[Exercise directions] Report each line of the data that has "автоматики" somewhere in it.

[Data section]
···
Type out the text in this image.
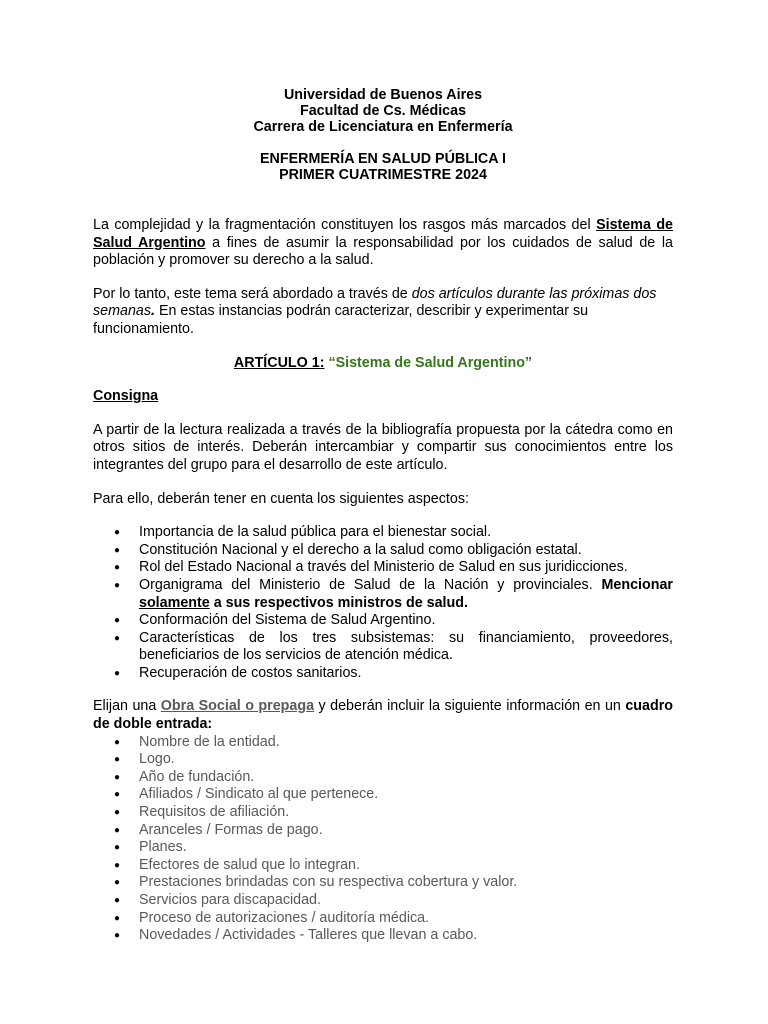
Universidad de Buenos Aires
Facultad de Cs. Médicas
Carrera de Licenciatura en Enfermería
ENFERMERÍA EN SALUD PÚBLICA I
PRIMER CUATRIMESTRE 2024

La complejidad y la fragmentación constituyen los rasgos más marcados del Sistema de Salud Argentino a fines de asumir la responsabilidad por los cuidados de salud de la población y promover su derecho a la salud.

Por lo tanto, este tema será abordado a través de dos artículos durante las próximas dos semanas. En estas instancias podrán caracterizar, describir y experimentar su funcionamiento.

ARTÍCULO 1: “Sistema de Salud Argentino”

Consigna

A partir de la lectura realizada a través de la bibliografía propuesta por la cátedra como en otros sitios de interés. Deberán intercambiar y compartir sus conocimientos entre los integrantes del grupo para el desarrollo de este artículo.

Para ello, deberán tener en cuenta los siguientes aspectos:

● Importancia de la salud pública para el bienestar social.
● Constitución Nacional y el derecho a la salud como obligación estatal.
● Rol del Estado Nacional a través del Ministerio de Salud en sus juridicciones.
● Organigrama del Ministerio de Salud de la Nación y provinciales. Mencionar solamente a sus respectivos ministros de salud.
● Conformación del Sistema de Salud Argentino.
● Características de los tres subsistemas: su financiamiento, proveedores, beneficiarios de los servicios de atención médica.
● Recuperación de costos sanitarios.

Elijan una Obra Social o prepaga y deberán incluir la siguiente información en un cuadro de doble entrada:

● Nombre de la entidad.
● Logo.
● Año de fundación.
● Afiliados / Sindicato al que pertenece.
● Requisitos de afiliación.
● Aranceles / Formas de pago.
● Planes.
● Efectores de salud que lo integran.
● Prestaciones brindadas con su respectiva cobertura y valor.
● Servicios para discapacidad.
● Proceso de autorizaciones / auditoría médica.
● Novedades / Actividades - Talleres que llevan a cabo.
···
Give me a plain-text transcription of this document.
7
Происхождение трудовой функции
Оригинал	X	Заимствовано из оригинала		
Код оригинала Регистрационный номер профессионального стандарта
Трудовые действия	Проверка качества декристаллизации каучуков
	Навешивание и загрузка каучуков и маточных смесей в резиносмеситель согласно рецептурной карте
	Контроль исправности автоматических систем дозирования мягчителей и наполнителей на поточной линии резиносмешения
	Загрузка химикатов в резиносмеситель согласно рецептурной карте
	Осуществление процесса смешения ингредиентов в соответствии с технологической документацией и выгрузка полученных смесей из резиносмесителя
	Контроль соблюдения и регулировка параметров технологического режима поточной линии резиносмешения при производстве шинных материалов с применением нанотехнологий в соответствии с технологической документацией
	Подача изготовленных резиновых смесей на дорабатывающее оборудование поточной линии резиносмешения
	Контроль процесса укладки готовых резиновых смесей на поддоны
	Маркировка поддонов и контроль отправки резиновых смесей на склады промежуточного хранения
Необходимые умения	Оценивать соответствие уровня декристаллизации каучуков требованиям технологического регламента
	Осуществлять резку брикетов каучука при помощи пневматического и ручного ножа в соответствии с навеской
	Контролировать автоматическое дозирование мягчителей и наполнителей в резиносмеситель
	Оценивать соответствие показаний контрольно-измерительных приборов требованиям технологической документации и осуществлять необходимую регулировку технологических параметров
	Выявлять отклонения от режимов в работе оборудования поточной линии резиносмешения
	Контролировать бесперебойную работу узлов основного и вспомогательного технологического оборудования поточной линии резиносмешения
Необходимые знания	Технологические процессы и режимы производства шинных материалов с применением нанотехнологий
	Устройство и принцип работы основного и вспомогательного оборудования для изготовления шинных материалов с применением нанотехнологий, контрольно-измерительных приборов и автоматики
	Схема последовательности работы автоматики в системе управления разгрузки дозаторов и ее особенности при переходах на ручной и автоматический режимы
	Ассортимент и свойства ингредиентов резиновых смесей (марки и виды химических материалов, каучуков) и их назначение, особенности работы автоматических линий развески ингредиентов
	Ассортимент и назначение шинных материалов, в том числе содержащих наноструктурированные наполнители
···
[Task answer]
	Устройство и принцип работы основного и вспомогательного оборудования для изготовления шинных материалов с применением нанотехнологий, контрольно-измерительных приборов и автоматики
	Схема последовательности работы автоматики в системе управления разгрузки дозаторов и ее особенности при переходах на ручной и автоматический режимы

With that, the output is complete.